● **THE EXERCISE**
Lines holding the string "Kontrast" are the ones to copy; find them all in the data.

● **RECORDS FOR THE TASK**
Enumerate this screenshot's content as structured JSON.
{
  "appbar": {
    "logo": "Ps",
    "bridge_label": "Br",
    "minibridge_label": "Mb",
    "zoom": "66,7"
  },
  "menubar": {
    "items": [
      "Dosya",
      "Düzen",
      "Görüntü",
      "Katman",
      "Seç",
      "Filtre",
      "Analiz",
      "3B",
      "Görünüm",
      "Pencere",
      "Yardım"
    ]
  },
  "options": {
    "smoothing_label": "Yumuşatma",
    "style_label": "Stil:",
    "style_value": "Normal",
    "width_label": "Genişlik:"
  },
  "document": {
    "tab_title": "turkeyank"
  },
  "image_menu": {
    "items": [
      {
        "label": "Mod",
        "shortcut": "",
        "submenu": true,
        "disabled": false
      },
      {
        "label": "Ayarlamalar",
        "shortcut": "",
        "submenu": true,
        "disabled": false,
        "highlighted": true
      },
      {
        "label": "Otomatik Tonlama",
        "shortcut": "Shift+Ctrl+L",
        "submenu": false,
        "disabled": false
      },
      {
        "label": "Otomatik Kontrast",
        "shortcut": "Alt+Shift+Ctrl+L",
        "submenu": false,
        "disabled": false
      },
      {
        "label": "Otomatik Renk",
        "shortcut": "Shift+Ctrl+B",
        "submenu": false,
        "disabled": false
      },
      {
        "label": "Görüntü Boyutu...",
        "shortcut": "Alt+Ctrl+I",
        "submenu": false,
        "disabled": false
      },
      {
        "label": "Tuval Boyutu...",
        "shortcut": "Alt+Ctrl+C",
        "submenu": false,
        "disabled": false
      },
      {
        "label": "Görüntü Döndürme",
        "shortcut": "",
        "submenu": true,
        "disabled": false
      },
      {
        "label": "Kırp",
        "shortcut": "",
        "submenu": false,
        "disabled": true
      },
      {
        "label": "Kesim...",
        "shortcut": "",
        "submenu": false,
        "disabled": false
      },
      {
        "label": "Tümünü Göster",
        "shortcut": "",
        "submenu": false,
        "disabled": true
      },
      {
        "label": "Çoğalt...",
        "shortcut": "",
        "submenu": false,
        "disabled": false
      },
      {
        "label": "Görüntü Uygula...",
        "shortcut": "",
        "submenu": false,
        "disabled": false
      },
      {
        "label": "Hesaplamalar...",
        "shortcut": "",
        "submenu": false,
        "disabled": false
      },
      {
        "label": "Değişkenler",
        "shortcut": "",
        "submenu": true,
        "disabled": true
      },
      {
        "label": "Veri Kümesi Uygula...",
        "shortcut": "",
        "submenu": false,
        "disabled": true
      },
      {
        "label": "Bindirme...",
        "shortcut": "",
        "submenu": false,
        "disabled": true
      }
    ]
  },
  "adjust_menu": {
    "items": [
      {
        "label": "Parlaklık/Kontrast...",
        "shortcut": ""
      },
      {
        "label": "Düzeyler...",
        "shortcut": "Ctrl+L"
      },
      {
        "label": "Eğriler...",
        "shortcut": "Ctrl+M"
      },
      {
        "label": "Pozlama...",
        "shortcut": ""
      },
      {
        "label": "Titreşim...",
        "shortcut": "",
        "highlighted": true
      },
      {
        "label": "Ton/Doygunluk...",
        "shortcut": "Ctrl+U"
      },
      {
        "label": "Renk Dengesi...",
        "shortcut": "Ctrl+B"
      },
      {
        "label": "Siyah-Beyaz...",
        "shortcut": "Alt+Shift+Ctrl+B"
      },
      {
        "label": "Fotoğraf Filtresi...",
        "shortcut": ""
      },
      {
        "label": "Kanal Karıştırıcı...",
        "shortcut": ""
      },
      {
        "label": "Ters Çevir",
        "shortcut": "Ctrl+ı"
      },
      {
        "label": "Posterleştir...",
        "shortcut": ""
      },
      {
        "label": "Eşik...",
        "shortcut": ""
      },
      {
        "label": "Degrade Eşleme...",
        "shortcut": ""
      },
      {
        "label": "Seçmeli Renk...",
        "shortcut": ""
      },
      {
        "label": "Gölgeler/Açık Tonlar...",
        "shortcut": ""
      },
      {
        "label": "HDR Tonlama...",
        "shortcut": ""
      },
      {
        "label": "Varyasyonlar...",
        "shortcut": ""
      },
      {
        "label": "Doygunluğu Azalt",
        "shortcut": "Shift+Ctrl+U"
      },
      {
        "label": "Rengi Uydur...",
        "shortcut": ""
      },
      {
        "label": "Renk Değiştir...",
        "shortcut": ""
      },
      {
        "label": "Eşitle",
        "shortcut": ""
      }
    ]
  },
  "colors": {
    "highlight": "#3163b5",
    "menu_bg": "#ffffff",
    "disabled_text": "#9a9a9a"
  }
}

● **RESULT FOR THIS TASK**
        "label": "Otomatik Kontrast",
        "label": "Parlaklık/Kontrast...",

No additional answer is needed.